Show all lines that include the string "color"; copy each one.

↓↓↓

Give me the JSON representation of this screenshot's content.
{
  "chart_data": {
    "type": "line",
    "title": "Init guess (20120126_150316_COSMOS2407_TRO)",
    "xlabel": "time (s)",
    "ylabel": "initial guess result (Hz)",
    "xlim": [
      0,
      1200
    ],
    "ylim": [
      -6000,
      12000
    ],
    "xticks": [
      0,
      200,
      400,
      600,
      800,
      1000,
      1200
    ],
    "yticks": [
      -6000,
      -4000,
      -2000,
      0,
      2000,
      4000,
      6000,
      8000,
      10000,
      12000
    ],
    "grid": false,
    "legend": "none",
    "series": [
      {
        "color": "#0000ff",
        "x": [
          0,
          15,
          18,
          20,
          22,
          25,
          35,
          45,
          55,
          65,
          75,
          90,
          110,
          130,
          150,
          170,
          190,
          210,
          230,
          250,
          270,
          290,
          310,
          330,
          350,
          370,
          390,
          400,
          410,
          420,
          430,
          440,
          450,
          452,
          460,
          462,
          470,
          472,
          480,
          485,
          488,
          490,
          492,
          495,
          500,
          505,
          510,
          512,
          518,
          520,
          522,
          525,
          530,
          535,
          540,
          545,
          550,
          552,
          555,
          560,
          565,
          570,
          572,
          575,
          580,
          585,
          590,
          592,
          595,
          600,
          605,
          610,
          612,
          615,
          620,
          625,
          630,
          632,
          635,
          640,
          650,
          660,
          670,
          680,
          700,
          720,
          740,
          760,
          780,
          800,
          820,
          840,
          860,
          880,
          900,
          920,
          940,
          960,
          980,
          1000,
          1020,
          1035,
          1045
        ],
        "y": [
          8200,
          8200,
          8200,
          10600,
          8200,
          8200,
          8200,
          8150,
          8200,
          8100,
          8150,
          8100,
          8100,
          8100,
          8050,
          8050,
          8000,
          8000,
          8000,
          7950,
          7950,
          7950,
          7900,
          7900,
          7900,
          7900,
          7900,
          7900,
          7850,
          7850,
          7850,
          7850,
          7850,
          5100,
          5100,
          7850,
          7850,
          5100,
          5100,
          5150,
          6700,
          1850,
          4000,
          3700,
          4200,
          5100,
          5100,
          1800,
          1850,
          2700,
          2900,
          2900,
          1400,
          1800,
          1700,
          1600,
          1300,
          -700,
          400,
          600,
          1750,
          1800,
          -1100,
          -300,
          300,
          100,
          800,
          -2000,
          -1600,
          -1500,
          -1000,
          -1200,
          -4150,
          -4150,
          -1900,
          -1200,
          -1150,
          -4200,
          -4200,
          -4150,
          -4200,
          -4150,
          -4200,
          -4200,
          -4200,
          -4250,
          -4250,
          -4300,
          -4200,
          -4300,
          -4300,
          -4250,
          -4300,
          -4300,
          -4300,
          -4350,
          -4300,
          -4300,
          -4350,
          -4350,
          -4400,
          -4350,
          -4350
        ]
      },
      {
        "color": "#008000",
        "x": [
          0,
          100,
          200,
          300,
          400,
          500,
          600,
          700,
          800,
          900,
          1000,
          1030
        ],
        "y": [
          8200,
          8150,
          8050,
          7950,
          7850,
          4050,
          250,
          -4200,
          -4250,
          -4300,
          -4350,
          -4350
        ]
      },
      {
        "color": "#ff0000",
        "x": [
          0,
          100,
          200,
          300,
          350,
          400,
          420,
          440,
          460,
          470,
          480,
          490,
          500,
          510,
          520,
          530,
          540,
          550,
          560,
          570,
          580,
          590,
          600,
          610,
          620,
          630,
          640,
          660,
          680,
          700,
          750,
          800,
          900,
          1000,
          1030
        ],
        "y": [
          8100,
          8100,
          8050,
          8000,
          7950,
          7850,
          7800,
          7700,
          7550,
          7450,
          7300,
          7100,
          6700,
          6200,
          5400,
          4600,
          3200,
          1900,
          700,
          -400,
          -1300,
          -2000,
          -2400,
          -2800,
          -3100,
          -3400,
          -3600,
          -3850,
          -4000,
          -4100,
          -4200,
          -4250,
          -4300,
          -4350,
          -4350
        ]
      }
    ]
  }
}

↑↑↑

-- Solution to this problem --
        "color": "#0000ff",
        "color": "#008000",
        "color": "#ff0000",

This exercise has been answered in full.